REQUIREMENTS ▸ Write the data below as a JSON list of strings, one string per line and skipping blank lines, starting with the first line and going on through the line with "List every element". Leave the pictures out of the list.

Lines of data ▸

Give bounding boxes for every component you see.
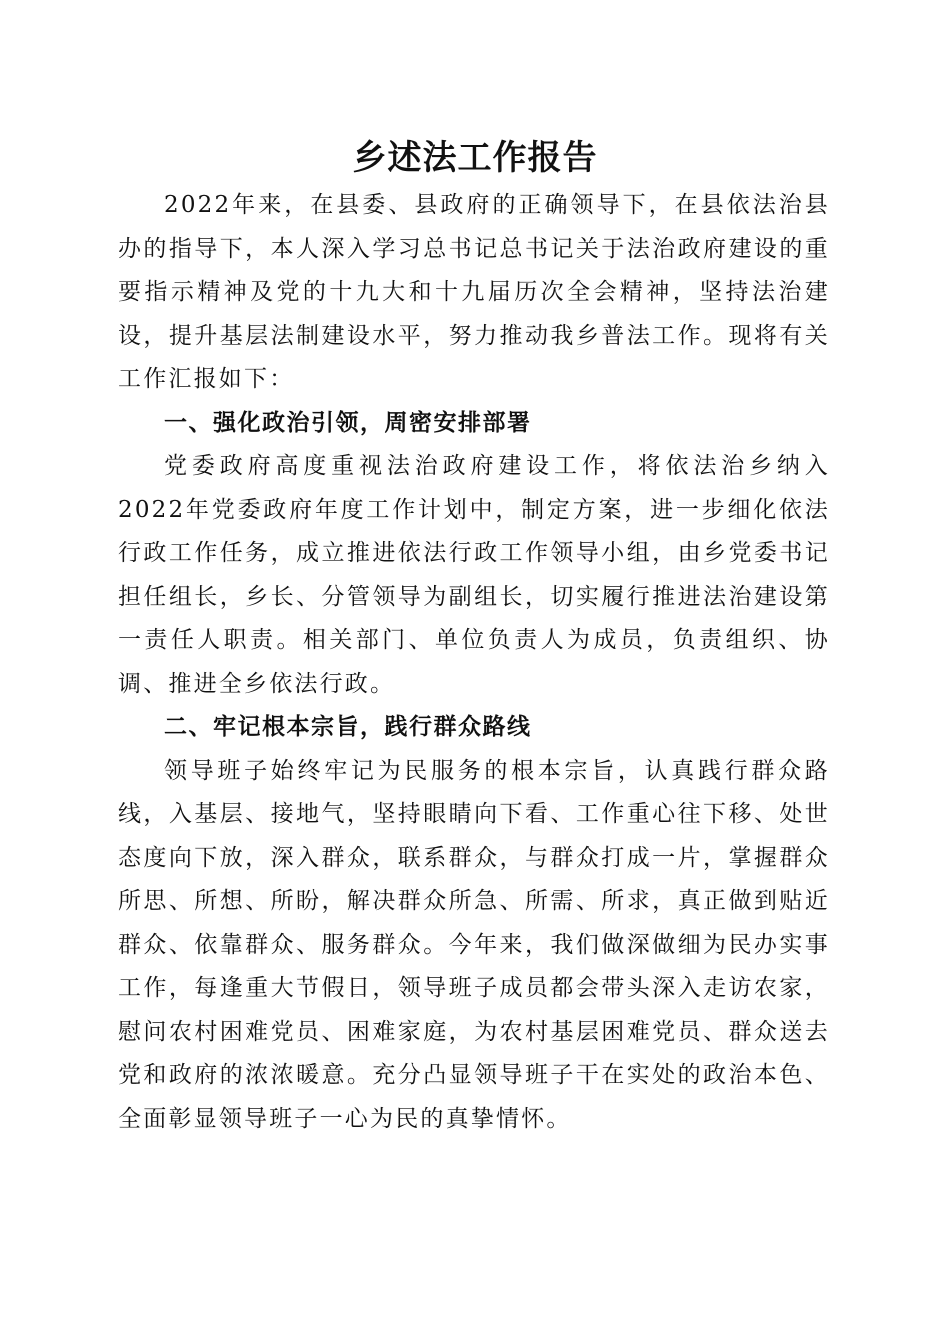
section-2-paragraph: 领导班子始终牢记为民服务的根本宗旨，认真践行群众路线，入基层、接地气，坚持眼睛向下看、工作重心往下移、处世态度向下放，深入群众，联系群众，与群众打成一片，掌握群众所思、所想、所盼，解决群众所急、所需、所求，真正做到贴近群众、依靠群众、服务群众。今年来，我们做深做细为民办实事工作，每逢重大节假日，领导班子成员都会带头深入走访农家，慰问农村困难党员、困难家庭，为农村基层困难党员、群众送去党和政府的浓浓暖意。充分凸显领导班子干在实处的政治本色、全面彰显领导班子一心为民的真挚情怀。 [118,757,830,1132]
section-1-paragraph: 党委政府高度重视法治政府建设工作，将依法治乡纳入2022年党委政府年度工作计划中，制定方案，进一步细化依法行政工作任务，成立推进依法行政工作领导小组，由乡党委书记担任组长，乡长、分管领导为副组长，切实履行推进法治建设第一责任人职责。相关部门、单位负责人为成员，负责组织、协调、推进全乡依法行政。 [118,453,830,697]
intro-paragraph: 2022年来，在县委、县政府的正确领导下，在县依法治县办的指导下，本人深入学习总书记总书记关于法治政府建设的重要指示精神及党的十九大和十九届历次全会精神，坚持法治建设，提升基层法制建设水平，努力推动我乡普法工作。现将有关工作汇报如下： [118,192,830,392]
section-2-heading: 二、牢记根本宗旨，践行群众路线 [164,714,532,740]
document-title: 乡述法工作报告 [352,138,598,178]
document-body [118,184,830,1141]
section-1-heading: 一、强化政治引领，周密安排部署 [164,409,532,436]
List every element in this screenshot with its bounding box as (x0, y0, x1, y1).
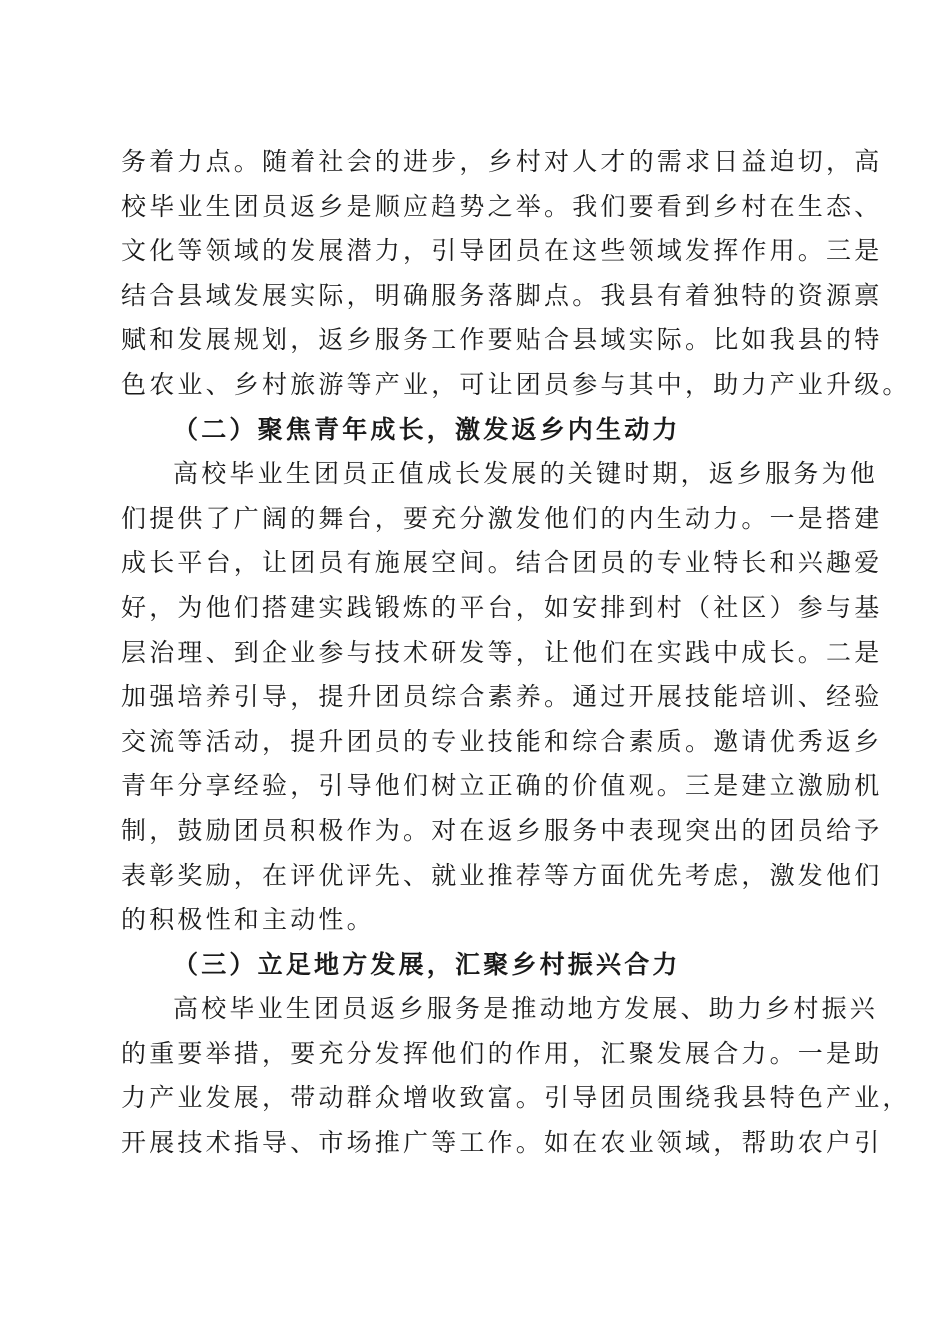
paragraph-first-line: 高校毕业生团员返乡服务是推动地方发展、助力乡村振兴 (173, 994, 879, 1024)
body-line: 们提供了广阔的舞台，要充分激发他们的内生动力。一是搭建 (121, 503, 883, 533)
body-line: 制，鼓励团员积极作为。对在返乡服务中表现突出的团员给予 (121, 815, 883, 845)
body-line: 色农业、乡村旅游等产业，可让团员参与其中，助力产业升级。 (121, 369, 911, 399)
body-line: 力产业发展，带动群众增收致富。引导团员围绕我县特色产业， (121, 1083, 911, 1113)
body-line: 的重要举措，要充分发挥他们的作用，汇聚发展合力。一是助 (121, 1038, 883, 1068)
section-heading-2: （二）聚焦青年成长，激发返乡内生动力 (173, 414, 681, 444)
body-line: 赋和发展规划，返乡服务工作要贴合县域实际。比如我县的特 (121, 325, 883, 355)
body-line: 表彰奖励，在评优评先、就业推荐等方面优先考虑，激发他们 (121, 860, 883, 890)
body-line: 务着力点。随着社会的进步，乡村对人才的需求日益迫切，高 (121, 147, 883, 176)
body-line: 青年分享经验，引导他们树立正确的价值观。三是建立激励机 (121, 771, 883, 801)
body-line: 文化等领域的发展潜力，引导团员在这些领域发挥作用。三是 (121, 236, 883, 266)
document-body (121, 140, 911, 1166)
paragraph-first-line: 高校毕业生团员正值成长发展的关键时期，返乡服务为他 (173, 459, 879, 489)
body-line-last: 的积极性和主动性。 (121, 905, 375, 935)
body-line: 成长平台，让团员有施展空间。结合团员的专业特长和兴趣爱 (121, 548, 883, 578)
section-heading-3: （三）立足地方发展，汇聚乡村振兴合力 (173, 949, 681, 979)
body-line: 层治理、到企业参与技术研发等，让他们在实践中成长。二是 (121, 637, 883, 667)
body-line: 开展技术指导、市场推广等工作。如在农业领域，帮助农户引 (121, 1128, 883, 1158)
body-line: 好，为他们搭建实践锻炼的平台，如安排到村（社区）参与基 (121, 592, 883, 622)
body-line: 校毕业生团员返乡是顺应趋势之举。我们要看到乡村在生态、 (121, 191, 883, 221)
body-line: 交流等活动，提升团员的专业技能和综合素质。邀请优秀返乡 (121, 726, 883, 756)
body-line: 加强培养引导，提升团员综合素养。通过开展技能培训、经验 (121, 682, 883, 712)
body-line: 结合县域发展实际，明确服务落脚点。我县有着独特的资源禀 (121, 280, 883, 310)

EXERCISE RESULT ▸
[
  "Give bounding boxes for every component you see.",
  "section-2-paragraph: 领导班子始终牢记为民服务的根本宗旨，认真践行群众路线，入基层、接地气，坚持眼睛向下看、工作重心往下移、处世态度向下放，深入群众，联系群众，与群众打成一片，掌握群众所思、所想、所盼，解决群众所急、所需、所求，真正做到贴近群众、依靠群众、服务群众。今年来，我们做深做细为民办实事工作，每逢重大节假日，领导班子成员都会带头深入走访农家，慰问农村困难党员、困难家庭，为农村基层困难党员、群众送去党和政府的浓浓暖意。充分凸显领导班子干在实处的政治本色、全面彰显领导班子一心为民的真挚情怀。 [118,757,830,1132]",
  "section-1-paragraph: 党委政府高度重视法治政府建设工作，将依法治乡纳入2022年党委政府年度工作计划中，制定方案，进一步细化依法行政工作任务，成立推进依法行政工作领导小组，由乡党委书记担任组长，乡长、分管领导为副组长，切实履行推进法治建设第一责任人职责。相关部门、单位负责人为成员，负责组织、协调、推进全乡依法行政。 [118,453,830,697]",
  "intro-paragraph: 2022年来，在县委、县政府的正确领导下，在县依法治县办的指导下，本人深入学习总书记总书记关于法治政府建设的重要指示精神及党的十九大和十九届历次全会精神，坚持法治建设，提升基层法制建设水平，努力推动我乡普法工作。现将有关工作汇报如下： [118,192,830,392]",
  "section-2-heading: 二、牢记根本宗旨，践行群众路线 [164,714,532,740]",
  "document-title: 乡述法工作报告 [352,138,598,178]",
  "document-body [118,184,830,1141]",
  "section-1-heading: 一、强化政治引领，周密安排部署 [164,409,532,436]",
  "List every element in this screenshot with its bounding box as (x0, y0, x1, y1)."
]